### Work instructions
Your task is to repeat all of the material exactly.

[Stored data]
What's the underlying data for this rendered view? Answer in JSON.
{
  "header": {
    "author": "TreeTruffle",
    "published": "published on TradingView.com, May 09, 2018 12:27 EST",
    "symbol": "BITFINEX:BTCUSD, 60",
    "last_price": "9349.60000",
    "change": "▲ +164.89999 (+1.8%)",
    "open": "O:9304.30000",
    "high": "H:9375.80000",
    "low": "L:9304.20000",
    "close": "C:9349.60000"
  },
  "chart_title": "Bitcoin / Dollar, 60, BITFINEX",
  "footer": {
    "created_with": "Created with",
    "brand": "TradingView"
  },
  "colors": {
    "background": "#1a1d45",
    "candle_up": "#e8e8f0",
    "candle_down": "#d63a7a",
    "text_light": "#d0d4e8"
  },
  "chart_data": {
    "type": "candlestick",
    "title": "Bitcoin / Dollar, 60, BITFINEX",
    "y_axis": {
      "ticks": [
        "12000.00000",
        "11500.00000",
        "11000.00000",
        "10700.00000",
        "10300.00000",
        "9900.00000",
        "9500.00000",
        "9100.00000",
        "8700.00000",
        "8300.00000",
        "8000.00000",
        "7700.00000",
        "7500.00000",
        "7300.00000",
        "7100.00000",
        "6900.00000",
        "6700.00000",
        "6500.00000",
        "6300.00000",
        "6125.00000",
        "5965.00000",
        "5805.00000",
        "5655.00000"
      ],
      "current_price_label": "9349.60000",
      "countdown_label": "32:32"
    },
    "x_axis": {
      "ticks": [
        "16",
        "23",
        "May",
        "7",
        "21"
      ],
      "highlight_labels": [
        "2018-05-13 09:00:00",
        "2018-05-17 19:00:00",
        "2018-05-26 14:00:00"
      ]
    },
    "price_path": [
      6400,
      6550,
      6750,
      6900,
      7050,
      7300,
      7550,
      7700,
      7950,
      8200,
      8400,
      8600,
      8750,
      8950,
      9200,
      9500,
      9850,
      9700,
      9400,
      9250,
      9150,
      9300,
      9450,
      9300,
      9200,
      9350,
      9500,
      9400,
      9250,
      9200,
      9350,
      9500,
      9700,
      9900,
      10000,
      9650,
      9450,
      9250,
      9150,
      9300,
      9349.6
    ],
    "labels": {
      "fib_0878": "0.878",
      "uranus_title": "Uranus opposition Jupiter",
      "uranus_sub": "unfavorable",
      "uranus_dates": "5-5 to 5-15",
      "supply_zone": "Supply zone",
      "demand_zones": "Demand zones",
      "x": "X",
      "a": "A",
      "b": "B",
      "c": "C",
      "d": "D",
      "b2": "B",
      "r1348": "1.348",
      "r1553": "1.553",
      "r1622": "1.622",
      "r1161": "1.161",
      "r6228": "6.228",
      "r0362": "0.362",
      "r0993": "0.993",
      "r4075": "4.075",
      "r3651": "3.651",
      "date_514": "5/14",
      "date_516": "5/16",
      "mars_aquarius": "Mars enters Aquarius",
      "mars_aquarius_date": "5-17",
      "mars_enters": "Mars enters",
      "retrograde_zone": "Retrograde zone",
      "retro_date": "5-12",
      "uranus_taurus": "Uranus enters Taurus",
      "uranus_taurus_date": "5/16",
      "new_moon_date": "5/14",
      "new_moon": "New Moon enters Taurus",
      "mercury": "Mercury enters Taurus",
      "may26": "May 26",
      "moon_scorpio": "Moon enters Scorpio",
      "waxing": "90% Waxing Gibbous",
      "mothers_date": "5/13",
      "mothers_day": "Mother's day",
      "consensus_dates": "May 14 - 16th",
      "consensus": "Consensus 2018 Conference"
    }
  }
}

### Exercise response
What's the underlying data for this rendered view? Answer in JSON.
{
  "header": {
    "author": "TreeTruffle",
    "published": "published on TradingView.com, May 09, 2018 12:27 EST",
    "symbol": "BITFINEX:BTCUSD, 60",
    "last_price": "9349.60000",
    "change": "▲ +164.89999 (+1.8%)",
    "open": "O:9304.30000",
    "high": "H:9375.80000",
    "low": "L:9304.20000",
    "close": "C:9349.60000"
  },
  "chart_title": "Bitcoin / Dollar, 60, BITFINEX",
  "footer": {
    "created_with": "Created with",
    "brand": "TradingView"
  },
  "colors": {
    "background": "#1a1d45",
    "candle_up": "#e8e8f0",
    "candle_down": "#d63a7a",
    "text_light": "#d0d4e8"
  },
  "chart_data": {
    "type": "candlestick",
    "title": "Bitcoin / Dollar, 60, BITFINEX",
    "y_axis": {
      "ticks": [
        "12000.00000",
        "11500.00000",
        "11000.00000",
        "10700.00000",
        "10300.00000",
        "9900.00000",
        "9500.00000",
        "9100.00000",
        "8700.00000",
        "8300.00000",
        "8000.00000",
        "7700.00000",
        "7500.00000",
        "7300.00000",
        "7100.00000",
        "6900.00000",
        "6700.00000",
        "6500.00000",
        "6300.00000",
        "6125.00000",
        "5965.00000",
        "5805.00000",
        "5655.00000"
      ],
      "current_price_label": "9349.60000",
      "countdown_label": "32:32"
    },
    "x_axis": {
      "ticks": [
        "16",
        "23",
        "May",
        "7",
        "21"
      ],
      "highlight_labels": [
        "2018-05-13 09:00:00",
        "2018-05-17 19:00:00",
        "2018-05-26 14:00:00"
      ]
    },
    "price_path": [
      6400,
      6550,
      6750,
      6900,
      7050,
      7300,
      7550,
      7700,
      7950,
      8200,
      8400,
      8600,
      8750,
      8950,
      9200,
      9500,
      9850,
      9700,
      9400,
      9250,
      9150,
      9300,
      9450,
      9300,
      9200,
      9350,
      9500,
      9400,
      9250,
      9200,
      9350,
      9500,
      9700,
      9900,
      10000,
      9650,
      9450,
      9250,
      9150,
      9300,
      9349.6
    ],
    "labels": {
      "fib_0878": "0.878",
      "uranus_title": "Uranus opposition Jupiter",
      "uranus_sub": "unfavorable",
      "uranus_dates": "5-5 to 5-15",
      "supply_zone": "Supply zone",
      "demand_zones": "Demand zones",
      "x": "X",
      "a": "A",
      "b": "B",
      "c": "C",
      "d": "D",
      "b2": "B",
      "r1348": "1.348",
      "r1553": "1.553",
      "r1622": "1.622",
      "r1161": "1.161",
      "r6228": "6.228",
      "r0362": "0.362",
      "r0993": "0.993",
      "r4075": "4.075",
      "r3651": "3.651",
      "date_514": "5/14",
      "date_516": "5/16",
      "mars_aquarius": "Mars enters Aquarius",
      "mars_aquarius_date": "5-17",
      "mars_enters": "Mars enters",
      "retrograde_zone": "Retrograde zone",
      "retro_date": "5-12",
      "uranus_taurus": "Uranus enters Taurus",
      "uranus_taurus_date": "5/16",
      "new_moon_date": "5/14",
      "new_moon": "New Moon enters Taurus",
      "mercury": "Mercury enters Taurus",
      "may26": "May 26",
      "moon_scorpio": "Moon enters Scorpio",
      "waxing": "90% Waxing Gibbous",
      "mothers_date": "5/13",
      "mothers_day": "Mother's day",
      "consensus_dates": "May 14 - 16th",
      "consensus": "Consensus 2018 Conference"
    }
  }
}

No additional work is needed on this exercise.